▶ **Description of the task**
Examine the material below and count the lines that hold the word "More". Report only the number.

______________________________

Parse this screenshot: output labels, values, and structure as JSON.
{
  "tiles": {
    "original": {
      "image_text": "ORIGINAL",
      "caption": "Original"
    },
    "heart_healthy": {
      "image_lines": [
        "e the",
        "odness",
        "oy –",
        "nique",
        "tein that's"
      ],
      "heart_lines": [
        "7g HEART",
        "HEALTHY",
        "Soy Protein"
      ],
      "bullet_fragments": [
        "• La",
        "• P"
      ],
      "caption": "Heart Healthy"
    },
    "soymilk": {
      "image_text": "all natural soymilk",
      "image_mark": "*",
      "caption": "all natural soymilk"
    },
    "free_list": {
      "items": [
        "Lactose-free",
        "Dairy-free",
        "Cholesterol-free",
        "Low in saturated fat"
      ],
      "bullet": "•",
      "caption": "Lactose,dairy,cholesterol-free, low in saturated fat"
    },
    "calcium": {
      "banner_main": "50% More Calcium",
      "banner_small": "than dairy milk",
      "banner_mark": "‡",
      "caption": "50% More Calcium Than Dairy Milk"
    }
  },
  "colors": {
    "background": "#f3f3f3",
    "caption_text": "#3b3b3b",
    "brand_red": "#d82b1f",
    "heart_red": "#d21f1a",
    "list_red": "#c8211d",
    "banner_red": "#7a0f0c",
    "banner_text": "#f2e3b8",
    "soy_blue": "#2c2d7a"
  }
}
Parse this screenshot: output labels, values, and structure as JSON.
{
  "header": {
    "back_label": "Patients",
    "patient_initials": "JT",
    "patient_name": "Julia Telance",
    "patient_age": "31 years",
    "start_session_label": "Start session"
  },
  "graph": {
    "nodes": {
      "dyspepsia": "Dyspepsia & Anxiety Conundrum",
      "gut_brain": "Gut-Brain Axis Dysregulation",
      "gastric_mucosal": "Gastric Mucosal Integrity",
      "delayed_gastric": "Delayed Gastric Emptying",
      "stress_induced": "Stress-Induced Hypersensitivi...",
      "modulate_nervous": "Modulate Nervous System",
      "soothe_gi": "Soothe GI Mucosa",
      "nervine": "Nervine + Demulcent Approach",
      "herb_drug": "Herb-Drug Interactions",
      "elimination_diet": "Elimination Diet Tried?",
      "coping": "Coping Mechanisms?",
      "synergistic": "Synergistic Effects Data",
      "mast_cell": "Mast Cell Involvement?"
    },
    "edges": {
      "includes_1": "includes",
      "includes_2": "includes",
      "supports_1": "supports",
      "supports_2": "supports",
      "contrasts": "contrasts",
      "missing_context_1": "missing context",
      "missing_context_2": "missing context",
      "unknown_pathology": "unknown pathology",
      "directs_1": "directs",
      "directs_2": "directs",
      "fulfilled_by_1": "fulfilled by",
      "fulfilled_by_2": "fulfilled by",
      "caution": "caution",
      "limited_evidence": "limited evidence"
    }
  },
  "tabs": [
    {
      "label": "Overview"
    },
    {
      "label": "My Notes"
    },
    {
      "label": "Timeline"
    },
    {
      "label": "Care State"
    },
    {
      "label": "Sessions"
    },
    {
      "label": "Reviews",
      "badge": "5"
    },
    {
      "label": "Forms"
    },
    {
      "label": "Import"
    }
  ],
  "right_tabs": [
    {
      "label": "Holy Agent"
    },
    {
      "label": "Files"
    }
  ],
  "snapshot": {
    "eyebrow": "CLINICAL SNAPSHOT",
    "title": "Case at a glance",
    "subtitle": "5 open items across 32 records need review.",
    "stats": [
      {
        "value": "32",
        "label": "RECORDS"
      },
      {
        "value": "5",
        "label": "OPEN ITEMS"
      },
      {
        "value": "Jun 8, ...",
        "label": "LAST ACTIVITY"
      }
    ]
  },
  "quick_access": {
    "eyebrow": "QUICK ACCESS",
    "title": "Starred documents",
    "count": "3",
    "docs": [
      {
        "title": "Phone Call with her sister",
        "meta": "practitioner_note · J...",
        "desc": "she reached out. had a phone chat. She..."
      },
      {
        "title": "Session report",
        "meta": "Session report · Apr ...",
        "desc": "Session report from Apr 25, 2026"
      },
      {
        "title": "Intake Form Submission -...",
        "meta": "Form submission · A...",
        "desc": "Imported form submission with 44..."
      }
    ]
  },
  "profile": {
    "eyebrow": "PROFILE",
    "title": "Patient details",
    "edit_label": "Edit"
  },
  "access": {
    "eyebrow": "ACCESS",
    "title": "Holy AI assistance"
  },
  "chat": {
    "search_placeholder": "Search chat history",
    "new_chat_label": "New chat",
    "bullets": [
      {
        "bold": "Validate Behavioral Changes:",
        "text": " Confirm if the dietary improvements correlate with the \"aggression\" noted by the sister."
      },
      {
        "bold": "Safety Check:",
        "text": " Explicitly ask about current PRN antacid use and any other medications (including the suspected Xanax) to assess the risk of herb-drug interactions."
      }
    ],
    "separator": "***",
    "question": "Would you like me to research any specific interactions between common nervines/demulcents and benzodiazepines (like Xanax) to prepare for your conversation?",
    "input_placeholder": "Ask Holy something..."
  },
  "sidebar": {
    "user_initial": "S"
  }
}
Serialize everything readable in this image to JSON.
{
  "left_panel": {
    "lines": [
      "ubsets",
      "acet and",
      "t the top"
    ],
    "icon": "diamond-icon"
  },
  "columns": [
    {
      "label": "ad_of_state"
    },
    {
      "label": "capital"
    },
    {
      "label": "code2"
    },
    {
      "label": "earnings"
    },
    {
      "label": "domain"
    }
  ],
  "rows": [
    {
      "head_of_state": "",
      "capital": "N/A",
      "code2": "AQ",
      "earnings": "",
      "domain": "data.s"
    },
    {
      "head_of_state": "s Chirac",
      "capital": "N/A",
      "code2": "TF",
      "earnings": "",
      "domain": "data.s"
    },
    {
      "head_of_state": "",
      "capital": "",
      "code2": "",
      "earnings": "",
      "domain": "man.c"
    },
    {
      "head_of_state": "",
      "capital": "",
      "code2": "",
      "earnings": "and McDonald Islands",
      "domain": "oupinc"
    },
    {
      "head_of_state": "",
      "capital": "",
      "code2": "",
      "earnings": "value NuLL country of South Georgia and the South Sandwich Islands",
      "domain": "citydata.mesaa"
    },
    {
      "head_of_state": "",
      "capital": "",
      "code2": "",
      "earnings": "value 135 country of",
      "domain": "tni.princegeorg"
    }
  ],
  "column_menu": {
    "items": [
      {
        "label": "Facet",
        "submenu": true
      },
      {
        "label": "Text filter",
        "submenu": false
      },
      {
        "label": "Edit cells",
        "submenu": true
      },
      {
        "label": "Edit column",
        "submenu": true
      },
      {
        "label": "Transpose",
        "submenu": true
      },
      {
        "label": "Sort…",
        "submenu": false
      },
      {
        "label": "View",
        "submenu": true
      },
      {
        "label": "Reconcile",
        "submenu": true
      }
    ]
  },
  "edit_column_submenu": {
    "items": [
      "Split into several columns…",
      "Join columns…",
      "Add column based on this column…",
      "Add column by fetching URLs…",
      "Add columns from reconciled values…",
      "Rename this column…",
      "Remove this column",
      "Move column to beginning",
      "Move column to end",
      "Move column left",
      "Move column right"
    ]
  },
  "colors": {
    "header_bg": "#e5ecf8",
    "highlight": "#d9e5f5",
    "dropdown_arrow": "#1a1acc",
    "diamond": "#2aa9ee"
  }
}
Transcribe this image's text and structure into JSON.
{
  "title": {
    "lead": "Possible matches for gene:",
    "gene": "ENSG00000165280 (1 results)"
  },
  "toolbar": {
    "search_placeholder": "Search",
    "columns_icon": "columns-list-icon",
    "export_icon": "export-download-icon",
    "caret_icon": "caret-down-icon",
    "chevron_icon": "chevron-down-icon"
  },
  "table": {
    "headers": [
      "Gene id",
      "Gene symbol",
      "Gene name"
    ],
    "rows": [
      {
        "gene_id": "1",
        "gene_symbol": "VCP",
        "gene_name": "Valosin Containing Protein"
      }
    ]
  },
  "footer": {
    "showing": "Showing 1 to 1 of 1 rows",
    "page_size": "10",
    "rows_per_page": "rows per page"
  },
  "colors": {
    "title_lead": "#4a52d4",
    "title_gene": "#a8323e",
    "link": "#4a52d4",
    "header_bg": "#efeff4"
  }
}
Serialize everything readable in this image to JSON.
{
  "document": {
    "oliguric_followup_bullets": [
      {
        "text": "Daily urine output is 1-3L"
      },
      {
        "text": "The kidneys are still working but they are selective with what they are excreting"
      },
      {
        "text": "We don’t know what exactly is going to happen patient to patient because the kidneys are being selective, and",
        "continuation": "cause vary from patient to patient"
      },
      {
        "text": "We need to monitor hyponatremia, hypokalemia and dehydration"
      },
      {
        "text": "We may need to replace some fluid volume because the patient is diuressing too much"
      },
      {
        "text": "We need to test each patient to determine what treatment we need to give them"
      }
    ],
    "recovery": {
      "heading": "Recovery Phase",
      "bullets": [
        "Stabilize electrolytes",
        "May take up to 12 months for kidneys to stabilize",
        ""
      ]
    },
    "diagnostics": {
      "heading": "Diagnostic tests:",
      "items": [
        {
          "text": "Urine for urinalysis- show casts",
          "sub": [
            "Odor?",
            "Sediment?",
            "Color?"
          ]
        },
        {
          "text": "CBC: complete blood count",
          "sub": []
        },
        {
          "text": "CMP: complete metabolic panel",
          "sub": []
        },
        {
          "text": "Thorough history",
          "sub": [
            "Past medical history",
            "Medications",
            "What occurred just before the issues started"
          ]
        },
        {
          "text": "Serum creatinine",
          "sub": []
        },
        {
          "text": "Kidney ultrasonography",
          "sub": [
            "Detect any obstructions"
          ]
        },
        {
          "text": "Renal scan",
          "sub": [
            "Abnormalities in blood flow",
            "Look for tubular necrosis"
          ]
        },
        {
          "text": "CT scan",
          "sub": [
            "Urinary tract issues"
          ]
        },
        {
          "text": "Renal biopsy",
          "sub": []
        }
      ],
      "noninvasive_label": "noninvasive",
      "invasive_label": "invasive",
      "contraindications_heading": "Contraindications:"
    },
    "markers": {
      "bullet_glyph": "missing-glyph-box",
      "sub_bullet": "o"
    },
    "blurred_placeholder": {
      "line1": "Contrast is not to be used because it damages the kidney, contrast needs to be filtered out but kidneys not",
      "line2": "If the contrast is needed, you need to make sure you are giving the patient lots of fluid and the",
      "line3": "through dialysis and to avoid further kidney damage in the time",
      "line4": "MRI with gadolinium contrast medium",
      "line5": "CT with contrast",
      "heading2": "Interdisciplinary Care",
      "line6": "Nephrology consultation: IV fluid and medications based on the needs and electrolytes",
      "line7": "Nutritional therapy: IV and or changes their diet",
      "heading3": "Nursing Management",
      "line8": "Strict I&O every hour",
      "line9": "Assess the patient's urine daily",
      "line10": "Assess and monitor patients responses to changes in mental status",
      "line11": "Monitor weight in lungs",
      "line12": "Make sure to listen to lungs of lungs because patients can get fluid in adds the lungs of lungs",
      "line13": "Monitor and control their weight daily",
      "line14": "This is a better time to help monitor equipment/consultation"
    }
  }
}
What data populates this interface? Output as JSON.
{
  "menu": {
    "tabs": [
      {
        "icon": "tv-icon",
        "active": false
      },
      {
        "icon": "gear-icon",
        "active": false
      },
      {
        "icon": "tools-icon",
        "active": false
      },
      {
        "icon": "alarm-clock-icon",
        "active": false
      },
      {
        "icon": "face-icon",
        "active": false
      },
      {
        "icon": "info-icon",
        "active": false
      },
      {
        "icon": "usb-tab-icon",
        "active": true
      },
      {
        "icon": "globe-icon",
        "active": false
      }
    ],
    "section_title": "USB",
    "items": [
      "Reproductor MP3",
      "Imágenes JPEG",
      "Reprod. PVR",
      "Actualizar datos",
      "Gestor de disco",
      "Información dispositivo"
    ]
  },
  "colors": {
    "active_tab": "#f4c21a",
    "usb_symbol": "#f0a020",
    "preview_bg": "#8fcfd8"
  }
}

______________________________

▶ **Answer section**
2